**WRITTEN INSTRUCTION**
Scan the lines below for the word "JSON". Copy each line you find it in.

(Dataset items)
.....
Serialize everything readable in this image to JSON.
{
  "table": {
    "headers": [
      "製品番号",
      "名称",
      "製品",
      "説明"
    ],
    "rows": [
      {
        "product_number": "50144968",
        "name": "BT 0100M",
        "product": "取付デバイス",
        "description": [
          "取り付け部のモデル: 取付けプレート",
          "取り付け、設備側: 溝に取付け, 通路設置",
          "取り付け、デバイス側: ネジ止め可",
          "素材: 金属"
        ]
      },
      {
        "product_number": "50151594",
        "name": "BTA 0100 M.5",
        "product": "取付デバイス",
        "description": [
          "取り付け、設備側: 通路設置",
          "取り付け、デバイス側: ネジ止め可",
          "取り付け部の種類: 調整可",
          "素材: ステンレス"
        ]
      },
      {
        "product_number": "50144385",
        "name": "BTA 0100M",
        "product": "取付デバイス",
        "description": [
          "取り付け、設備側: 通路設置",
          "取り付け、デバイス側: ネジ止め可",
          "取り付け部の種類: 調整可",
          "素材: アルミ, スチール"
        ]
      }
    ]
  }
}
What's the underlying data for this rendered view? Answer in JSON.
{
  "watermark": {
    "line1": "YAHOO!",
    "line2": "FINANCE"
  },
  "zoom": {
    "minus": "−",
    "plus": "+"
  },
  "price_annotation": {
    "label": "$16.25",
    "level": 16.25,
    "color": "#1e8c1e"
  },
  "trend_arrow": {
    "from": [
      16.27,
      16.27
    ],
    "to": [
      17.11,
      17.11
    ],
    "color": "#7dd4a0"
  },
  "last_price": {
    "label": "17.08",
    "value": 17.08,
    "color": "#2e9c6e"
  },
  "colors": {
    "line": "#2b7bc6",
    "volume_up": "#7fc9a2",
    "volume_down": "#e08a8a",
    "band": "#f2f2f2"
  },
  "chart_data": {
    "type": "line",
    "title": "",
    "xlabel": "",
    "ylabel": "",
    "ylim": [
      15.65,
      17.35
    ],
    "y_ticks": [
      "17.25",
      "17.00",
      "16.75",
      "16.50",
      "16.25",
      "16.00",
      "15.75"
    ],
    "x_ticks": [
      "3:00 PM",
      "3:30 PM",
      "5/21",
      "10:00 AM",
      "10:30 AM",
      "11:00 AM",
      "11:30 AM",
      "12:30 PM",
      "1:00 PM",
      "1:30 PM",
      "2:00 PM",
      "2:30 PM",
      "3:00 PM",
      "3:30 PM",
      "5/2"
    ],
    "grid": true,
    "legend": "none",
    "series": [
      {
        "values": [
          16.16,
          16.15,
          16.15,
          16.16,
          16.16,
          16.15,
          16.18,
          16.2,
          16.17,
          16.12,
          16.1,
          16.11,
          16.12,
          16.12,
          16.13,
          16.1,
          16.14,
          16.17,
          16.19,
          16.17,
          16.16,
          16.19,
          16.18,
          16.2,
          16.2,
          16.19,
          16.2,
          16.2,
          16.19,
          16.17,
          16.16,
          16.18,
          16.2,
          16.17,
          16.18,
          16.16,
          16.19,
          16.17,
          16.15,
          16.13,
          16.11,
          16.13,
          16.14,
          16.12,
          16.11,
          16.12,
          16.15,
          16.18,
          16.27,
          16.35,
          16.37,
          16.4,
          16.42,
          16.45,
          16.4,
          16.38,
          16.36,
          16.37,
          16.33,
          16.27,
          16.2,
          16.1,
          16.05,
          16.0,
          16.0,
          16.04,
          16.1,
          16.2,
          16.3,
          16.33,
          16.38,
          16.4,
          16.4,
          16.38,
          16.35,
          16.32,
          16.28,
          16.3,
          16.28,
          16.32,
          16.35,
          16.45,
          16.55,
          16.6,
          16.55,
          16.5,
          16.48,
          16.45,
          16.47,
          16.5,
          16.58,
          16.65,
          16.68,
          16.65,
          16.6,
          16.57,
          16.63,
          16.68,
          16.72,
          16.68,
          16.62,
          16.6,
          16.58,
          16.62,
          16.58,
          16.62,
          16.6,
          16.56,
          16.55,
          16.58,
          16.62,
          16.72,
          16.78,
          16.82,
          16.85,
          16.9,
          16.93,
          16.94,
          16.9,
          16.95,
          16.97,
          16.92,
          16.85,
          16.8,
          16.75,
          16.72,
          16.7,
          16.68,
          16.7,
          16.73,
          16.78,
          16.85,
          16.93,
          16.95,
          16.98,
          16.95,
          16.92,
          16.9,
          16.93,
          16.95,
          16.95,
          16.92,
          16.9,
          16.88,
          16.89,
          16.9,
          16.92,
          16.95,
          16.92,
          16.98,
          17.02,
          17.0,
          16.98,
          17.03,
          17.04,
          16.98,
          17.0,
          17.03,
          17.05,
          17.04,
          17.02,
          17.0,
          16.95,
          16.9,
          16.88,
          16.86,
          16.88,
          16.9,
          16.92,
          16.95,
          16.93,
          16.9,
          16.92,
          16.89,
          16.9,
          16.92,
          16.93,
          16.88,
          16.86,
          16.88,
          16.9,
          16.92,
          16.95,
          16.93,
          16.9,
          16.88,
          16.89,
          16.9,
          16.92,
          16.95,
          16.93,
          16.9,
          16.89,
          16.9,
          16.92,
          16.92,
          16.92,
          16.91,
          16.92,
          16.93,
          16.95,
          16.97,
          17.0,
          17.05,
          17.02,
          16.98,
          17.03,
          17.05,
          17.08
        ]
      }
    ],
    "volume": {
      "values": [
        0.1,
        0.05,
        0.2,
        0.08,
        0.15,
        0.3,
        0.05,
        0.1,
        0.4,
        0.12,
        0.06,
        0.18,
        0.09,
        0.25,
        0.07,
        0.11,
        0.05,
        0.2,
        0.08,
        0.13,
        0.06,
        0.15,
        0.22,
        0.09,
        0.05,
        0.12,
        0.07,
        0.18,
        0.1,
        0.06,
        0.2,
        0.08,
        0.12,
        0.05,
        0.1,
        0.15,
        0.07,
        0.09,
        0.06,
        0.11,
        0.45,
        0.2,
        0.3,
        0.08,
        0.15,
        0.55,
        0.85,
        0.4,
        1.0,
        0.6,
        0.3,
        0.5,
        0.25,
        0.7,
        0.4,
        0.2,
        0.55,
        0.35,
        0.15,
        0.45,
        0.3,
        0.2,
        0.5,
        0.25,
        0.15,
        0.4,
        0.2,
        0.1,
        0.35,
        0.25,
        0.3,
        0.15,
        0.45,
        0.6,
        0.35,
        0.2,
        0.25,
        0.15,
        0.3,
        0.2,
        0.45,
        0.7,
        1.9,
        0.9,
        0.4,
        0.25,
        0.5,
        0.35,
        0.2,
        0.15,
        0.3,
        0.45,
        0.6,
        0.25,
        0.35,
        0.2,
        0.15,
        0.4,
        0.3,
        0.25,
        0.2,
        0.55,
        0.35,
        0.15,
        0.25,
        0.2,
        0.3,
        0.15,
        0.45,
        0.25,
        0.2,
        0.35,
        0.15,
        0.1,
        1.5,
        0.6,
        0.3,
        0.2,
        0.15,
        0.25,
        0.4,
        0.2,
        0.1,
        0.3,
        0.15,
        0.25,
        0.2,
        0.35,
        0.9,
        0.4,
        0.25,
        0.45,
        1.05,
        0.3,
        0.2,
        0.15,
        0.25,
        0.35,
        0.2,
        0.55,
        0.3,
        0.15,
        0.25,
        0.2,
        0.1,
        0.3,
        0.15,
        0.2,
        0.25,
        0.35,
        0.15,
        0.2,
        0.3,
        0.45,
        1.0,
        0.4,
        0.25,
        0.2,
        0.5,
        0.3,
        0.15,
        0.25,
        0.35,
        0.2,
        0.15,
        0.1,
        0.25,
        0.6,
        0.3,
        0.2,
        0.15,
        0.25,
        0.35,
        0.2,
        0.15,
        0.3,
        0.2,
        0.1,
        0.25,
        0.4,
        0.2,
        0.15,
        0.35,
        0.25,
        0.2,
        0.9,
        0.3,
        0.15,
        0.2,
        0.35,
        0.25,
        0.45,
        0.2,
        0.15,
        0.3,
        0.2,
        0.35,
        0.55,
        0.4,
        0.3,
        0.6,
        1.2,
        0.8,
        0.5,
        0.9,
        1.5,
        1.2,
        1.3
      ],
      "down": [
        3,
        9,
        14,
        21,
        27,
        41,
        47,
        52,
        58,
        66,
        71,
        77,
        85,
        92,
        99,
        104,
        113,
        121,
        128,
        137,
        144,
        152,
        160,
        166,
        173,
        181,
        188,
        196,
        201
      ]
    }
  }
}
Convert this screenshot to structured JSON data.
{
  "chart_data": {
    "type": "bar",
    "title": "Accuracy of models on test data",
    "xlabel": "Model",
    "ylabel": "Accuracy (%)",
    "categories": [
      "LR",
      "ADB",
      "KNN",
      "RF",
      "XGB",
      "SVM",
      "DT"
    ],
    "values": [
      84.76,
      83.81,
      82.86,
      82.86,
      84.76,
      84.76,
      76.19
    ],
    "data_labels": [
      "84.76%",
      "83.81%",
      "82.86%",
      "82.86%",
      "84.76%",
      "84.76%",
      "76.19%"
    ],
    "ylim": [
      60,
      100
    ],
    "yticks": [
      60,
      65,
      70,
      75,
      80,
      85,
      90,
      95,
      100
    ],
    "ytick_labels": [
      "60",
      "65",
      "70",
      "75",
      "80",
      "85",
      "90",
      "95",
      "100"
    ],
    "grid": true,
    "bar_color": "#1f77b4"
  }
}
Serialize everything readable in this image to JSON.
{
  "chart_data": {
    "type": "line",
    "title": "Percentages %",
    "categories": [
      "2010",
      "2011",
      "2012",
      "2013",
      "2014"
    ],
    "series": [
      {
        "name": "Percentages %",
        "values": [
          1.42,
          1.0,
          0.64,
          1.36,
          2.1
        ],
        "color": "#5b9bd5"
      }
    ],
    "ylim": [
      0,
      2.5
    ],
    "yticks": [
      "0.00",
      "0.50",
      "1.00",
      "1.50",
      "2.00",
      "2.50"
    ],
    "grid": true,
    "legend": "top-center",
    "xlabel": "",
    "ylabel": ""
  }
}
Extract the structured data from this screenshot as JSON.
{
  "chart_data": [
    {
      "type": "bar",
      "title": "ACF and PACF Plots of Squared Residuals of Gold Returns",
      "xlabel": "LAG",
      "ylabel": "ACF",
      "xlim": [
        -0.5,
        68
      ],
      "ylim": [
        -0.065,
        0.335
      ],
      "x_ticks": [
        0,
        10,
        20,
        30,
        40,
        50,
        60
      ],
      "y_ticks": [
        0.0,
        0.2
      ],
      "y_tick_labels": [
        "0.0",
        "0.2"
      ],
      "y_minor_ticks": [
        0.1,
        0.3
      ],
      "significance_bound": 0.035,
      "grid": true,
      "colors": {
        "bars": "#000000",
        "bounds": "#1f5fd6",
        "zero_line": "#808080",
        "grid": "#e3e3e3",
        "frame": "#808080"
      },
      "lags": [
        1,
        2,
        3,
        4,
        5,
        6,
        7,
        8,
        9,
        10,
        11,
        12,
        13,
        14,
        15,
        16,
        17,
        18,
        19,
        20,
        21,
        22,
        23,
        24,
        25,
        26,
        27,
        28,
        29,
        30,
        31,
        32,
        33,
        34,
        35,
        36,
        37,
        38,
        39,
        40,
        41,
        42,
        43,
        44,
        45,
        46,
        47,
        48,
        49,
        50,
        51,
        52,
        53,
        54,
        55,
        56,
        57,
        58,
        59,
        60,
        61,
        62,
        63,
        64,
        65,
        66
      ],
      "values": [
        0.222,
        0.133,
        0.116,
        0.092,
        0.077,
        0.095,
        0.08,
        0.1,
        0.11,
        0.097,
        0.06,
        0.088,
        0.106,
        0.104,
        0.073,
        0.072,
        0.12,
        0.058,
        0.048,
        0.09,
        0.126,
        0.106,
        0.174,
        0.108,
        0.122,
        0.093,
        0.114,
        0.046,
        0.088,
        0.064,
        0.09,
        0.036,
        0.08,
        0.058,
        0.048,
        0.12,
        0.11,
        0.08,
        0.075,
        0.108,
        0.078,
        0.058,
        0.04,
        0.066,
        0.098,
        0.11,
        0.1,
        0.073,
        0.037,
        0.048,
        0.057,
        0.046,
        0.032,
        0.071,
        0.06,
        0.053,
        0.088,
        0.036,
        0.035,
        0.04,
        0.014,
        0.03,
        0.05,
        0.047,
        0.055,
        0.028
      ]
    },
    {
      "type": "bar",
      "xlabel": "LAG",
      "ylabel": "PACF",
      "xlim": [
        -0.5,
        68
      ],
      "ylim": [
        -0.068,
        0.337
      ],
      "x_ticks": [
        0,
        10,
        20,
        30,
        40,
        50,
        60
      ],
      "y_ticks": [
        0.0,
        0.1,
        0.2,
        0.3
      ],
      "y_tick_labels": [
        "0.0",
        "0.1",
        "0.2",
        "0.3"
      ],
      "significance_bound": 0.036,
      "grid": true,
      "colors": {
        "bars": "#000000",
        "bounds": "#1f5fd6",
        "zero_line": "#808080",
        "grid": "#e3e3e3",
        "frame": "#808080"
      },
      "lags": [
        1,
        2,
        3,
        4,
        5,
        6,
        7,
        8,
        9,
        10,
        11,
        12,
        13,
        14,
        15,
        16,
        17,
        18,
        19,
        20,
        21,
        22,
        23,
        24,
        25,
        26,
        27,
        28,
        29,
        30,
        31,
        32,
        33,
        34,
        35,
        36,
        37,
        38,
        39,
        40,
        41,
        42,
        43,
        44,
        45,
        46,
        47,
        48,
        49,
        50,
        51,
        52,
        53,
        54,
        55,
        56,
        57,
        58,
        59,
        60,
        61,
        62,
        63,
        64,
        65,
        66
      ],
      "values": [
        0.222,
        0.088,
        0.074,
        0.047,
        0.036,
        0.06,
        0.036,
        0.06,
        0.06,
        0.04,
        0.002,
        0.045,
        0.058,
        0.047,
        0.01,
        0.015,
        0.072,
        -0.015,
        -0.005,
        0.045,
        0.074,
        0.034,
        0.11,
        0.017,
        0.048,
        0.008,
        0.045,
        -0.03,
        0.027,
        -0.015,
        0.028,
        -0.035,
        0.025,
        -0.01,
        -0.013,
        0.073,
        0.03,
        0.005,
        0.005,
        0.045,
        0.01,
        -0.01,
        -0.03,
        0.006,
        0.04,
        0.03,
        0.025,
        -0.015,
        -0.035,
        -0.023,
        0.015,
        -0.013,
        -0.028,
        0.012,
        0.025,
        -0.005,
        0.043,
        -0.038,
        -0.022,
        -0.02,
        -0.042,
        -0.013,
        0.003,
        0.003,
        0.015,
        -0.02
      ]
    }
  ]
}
.....
**SOLUTION TO THIS PROBLEM**
Serialize everything readable in this image to JSON.
What's the underlying data for this rendered view? Answer in JSON.
Convert this screenshot to structured JSON data.
Serialize everything readable in this image to JSON.
Extract the structured data from this screenshot as JSON.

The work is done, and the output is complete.